**Extracted records**
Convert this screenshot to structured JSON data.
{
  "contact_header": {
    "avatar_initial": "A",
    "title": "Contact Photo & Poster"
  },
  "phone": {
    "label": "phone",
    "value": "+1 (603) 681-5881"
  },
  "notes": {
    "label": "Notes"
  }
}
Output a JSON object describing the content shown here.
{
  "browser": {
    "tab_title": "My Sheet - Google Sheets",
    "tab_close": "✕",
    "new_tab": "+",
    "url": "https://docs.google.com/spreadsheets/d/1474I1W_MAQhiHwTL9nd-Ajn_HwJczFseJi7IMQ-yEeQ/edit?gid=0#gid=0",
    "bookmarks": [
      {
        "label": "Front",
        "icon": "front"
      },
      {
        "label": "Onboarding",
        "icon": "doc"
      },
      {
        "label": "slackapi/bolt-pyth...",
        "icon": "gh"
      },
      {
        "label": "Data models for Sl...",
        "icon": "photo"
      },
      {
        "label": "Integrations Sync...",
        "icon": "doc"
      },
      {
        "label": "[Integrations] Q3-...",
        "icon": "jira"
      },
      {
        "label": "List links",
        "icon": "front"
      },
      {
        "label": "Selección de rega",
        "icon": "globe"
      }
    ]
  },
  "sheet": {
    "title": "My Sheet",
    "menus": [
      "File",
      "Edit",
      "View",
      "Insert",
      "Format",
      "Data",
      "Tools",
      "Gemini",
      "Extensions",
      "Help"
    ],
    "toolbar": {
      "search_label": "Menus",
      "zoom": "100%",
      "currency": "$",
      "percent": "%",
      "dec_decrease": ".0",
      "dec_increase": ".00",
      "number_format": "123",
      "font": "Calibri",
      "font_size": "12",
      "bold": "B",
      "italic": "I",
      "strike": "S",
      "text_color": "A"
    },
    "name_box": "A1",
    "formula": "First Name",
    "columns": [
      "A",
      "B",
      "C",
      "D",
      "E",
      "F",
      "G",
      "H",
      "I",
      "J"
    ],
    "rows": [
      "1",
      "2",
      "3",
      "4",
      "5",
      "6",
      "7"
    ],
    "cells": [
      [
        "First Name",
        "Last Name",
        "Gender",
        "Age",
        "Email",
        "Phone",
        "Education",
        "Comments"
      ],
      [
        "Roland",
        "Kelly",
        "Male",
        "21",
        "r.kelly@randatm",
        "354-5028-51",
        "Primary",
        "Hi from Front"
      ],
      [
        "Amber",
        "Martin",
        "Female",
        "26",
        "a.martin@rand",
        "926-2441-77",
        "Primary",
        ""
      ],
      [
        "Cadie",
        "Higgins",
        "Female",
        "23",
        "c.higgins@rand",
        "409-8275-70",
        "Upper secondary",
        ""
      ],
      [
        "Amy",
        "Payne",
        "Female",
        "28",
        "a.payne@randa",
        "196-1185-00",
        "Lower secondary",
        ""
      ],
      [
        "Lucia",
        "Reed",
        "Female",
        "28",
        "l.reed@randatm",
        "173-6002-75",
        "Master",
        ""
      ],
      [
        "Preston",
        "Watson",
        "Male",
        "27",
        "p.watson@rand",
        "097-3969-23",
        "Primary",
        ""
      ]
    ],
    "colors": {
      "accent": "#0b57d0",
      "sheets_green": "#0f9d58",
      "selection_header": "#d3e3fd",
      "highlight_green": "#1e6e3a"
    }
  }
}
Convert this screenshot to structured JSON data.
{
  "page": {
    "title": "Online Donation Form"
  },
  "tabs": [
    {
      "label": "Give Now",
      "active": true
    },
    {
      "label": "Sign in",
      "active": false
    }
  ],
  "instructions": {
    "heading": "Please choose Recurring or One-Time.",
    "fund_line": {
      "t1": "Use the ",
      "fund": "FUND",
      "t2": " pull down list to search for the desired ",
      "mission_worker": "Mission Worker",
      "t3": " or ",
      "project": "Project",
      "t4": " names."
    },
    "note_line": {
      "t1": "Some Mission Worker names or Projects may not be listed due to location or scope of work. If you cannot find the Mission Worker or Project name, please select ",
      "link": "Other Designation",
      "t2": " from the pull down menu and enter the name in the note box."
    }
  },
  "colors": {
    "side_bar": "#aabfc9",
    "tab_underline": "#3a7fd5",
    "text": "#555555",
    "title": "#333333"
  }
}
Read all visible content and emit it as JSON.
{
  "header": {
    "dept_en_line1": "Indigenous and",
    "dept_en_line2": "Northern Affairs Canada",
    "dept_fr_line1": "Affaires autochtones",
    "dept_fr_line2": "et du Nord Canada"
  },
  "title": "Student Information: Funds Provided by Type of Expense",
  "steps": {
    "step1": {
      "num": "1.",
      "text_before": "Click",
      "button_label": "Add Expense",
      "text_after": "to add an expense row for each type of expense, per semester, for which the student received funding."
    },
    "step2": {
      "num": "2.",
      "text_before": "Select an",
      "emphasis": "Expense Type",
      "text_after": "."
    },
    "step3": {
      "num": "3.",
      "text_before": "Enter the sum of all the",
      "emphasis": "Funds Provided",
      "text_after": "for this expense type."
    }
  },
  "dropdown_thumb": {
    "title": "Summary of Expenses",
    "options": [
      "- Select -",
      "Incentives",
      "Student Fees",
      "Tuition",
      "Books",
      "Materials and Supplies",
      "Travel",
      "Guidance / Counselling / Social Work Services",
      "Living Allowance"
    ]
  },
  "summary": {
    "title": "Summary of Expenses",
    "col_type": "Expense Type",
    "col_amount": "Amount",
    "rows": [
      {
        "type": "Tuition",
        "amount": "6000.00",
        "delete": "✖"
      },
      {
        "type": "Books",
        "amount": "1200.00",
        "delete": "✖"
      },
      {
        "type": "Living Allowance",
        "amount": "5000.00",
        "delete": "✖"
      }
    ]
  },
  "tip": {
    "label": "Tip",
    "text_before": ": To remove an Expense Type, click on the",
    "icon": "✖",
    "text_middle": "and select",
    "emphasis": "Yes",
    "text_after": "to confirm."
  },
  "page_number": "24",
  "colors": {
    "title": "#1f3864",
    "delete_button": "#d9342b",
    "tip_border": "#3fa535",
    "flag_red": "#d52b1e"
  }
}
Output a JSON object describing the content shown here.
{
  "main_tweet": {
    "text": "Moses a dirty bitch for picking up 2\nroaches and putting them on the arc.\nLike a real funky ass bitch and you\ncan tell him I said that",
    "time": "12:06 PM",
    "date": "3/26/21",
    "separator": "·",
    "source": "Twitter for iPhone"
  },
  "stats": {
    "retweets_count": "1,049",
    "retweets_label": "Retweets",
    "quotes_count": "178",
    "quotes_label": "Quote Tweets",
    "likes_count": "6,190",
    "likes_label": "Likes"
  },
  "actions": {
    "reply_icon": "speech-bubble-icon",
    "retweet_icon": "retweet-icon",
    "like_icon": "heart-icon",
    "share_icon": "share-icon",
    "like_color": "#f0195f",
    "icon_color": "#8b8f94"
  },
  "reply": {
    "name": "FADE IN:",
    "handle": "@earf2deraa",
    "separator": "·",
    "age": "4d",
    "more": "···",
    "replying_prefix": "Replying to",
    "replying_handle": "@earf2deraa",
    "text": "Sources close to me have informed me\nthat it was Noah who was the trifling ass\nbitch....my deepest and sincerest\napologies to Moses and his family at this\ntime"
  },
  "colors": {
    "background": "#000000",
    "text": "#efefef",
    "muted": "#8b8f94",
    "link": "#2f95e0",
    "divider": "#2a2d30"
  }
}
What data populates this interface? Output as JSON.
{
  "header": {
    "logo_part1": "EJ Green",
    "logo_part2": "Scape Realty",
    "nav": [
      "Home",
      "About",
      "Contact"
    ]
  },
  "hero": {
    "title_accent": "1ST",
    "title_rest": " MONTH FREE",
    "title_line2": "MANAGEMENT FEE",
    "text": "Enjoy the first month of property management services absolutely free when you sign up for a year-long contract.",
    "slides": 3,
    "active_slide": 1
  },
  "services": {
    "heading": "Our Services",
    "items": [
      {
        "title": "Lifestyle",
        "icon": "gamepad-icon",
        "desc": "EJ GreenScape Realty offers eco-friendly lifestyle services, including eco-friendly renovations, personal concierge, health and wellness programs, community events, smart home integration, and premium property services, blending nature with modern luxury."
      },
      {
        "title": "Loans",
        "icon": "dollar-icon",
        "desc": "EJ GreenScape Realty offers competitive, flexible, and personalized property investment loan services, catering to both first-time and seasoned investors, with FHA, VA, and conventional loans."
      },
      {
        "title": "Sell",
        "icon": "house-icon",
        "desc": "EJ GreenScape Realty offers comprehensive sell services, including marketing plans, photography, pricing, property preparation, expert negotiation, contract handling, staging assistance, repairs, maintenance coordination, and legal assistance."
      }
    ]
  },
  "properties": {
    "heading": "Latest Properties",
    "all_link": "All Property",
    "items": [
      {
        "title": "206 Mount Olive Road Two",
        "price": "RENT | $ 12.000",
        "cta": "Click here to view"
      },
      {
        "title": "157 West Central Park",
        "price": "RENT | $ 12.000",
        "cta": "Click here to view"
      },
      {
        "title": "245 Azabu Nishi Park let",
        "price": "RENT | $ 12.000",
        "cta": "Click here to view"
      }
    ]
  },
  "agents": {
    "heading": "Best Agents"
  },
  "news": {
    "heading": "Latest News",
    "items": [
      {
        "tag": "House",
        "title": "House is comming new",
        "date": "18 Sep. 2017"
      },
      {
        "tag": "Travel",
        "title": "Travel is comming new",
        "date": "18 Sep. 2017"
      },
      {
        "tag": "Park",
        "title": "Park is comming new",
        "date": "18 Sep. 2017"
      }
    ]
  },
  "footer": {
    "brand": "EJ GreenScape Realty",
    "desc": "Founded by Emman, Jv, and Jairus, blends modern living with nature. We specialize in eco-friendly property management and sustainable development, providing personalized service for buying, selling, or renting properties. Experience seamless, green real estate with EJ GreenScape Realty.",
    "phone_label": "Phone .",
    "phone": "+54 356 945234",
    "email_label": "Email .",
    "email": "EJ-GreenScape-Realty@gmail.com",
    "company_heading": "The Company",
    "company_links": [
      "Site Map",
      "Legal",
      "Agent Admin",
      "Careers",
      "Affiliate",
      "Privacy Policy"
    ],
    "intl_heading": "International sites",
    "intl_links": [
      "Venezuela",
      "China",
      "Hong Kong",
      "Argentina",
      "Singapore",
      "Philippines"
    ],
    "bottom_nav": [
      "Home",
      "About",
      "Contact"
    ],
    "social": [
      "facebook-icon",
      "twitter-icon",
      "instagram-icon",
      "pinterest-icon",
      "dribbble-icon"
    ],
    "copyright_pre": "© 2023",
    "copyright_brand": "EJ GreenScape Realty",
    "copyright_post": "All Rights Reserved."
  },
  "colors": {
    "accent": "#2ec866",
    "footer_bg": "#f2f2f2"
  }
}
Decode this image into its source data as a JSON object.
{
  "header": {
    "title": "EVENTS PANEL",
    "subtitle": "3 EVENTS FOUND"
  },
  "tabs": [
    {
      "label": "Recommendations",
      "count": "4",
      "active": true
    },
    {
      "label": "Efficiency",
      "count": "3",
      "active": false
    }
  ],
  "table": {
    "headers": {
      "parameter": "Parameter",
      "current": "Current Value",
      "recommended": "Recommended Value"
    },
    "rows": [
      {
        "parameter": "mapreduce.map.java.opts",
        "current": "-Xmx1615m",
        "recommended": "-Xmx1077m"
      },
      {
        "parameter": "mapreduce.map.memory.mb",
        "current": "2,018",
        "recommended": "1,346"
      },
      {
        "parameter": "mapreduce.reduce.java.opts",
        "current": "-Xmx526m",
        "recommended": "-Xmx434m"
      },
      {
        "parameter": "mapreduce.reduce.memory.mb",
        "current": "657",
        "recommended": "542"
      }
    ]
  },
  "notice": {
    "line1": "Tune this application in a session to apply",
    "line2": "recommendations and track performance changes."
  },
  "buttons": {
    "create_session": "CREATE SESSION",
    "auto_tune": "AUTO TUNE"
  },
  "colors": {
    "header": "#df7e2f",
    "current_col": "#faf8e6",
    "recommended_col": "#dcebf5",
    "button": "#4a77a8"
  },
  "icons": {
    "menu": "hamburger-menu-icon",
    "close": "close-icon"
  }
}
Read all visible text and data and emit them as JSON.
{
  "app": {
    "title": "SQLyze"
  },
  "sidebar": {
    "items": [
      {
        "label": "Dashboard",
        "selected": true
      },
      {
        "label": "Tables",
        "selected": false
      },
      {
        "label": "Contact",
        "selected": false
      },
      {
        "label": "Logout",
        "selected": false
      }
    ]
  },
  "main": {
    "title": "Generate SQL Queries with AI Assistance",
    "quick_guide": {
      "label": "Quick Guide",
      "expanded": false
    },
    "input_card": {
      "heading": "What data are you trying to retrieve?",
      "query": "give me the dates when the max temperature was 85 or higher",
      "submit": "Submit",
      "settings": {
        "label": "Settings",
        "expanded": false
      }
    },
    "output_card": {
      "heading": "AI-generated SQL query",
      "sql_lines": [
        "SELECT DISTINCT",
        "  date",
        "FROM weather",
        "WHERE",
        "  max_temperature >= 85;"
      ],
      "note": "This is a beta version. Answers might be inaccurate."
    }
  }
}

**Requirement**
Pick out each line containing the string "nature" and copy it.

**Full solution**
        "desc": "EJ GreenScape Realty offers eco-friendly lifestyle services, including eco-friendly renovations, personal concierge, health and wellness programs, community events, smart home integration, and premium property services, blending nature with modern luxury."
    "desc": "Founded by Emman, Jv, and Jairus, blends modern living with nature. We specialize in eco-friendly property management and sustainable development, providing personalized service for buying, selling, or renting properties. Experience seamless, green real estate with EJ GreenScape Realty.",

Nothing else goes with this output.